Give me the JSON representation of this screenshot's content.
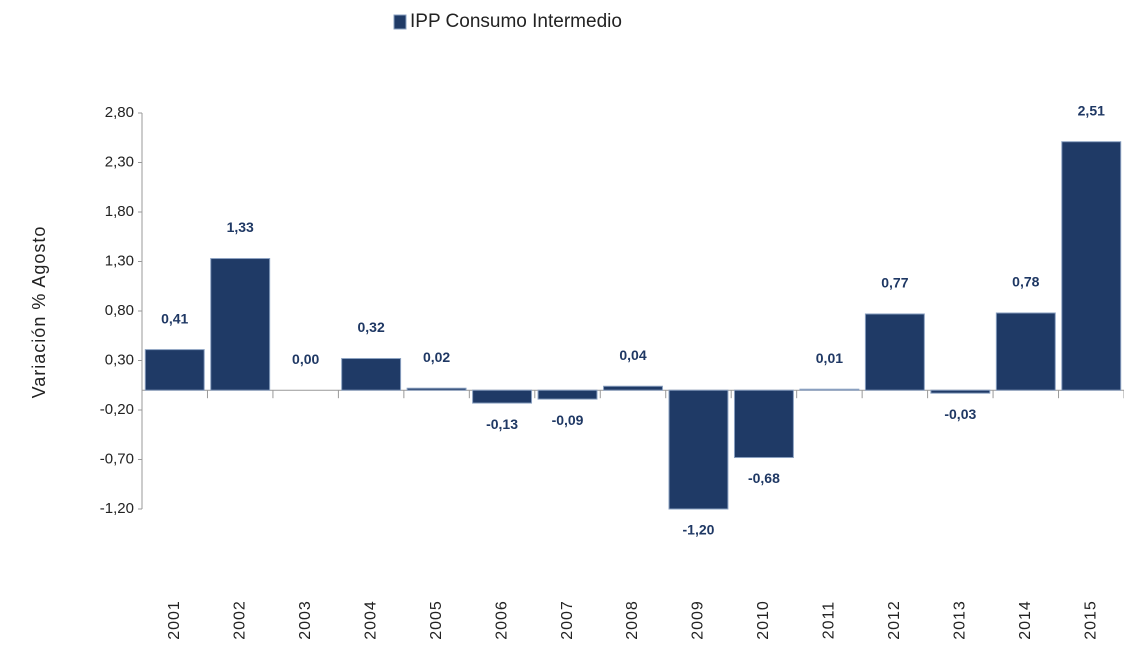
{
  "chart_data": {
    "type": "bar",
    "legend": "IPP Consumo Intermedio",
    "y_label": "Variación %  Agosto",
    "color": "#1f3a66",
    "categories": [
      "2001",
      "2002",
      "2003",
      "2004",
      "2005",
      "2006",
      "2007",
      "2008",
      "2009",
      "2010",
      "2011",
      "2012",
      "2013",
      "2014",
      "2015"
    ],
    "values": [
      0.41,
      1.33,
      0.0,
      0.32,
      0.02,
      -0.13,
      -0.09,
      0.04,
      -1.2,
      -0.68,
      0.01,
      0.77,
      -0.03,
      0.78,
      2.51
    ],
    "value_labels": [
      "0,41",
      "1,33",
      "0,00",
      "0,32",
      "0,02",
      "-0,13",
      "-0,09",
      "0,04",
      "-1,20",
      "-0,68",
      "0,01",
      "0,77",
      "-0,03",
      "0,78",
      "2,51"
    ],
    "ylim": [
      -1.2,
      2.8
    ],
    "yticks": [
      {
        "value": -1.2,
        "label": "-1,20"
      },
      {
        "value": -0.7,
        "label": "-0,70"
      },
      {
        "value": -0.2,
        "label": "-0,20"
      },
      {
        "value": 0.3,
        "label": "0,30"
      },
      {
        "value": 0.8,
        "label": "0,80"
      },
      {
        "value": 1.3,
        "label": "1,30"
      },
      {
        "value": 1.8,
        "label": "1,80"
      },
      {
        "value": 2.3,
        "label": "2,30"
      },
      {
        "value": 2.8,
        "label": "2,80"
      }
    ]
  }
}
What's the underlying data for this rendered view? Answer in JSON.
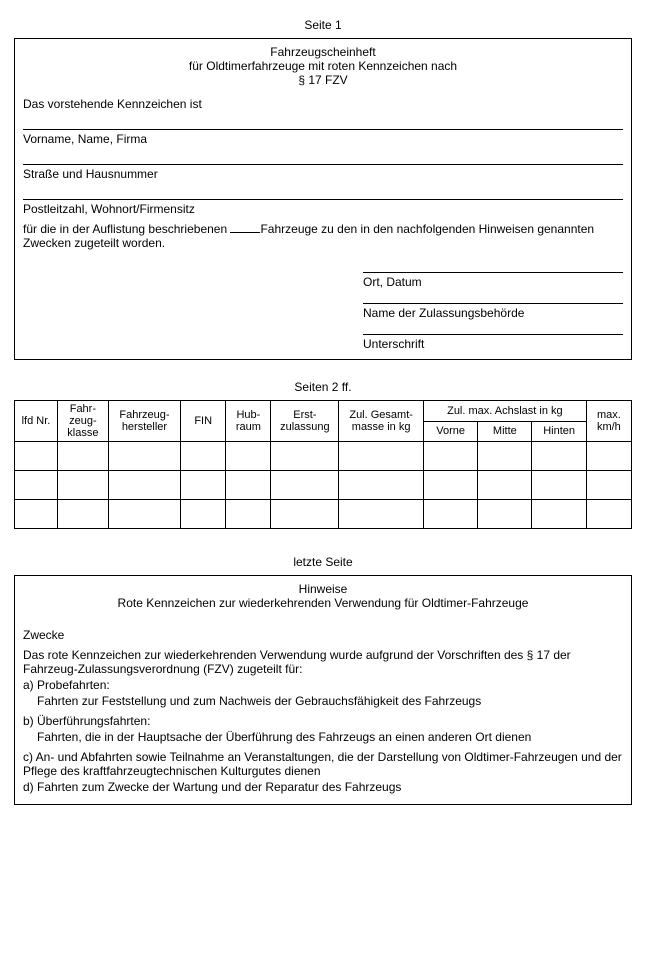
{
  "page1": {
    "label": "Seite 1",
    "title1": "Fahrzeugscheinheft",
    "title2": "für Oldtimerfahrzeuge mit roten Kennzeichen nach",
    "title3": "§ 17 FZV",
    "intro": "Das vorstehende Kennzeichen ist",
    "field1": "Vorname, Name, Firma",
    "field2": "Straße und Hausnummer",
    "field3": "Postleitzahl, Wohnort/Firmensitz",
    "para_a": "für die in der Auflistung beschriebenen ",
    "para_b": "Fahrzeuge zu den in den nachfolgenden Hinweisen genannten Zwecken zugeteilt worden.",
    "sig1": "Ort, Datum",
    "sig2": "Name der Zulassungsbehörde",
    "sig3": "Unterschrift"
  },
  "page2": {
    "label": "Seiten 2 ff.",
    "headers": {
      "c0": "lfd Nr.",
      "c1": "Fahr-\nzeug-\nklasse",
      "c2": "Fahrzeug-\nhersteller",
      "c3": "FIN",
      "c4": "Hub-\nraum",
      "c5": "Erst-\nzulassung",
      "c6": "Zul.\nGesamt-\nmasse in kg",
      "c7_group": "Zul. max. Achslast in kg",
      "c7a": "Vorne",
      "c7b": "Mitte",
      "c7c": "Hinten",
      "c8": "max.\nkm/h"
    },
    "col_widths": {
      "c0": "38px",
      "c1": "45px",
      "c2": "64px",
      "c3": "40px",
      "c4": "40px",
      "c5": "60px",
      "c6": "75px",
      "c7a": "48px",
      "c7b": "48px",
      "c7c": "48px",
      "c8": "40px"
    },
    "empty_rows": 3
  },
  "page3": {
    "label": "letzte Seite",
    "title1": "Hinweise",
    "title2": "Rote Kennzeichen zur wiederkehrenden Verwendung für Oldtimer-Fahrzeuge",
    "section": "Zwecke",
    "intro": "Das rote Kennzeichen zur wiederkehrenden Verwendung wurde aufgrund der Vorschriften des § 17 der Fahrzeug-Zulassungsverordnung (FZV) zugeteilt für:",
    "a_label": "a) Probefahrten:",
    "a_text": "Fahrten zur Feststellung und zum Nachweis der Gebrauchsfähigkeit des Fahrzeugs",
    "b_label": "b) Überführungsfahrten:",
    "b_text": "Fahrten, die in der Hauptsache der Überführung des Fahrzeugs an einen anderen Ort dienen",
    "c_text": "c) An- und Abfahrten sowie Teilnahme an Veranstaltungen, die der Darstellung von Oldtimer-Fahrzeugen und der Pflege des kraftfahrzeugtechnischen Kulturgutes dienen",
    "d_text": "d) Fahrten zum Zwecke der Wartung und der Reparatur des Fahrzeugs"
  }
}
--------------------------------
**Problem description**
Copy every line above that includes the string "intro".

**Problem solution**
    "intro": "Das vorstehende Kennzeichen ist",
    "intro": "Das rote Kennzeichen zur wiederkehrenden Verwendung wurde aufgrund der Vorschriften des § 17 der Fahrzeug-Zulassungsverordnung (FZV) zugeteilt für:",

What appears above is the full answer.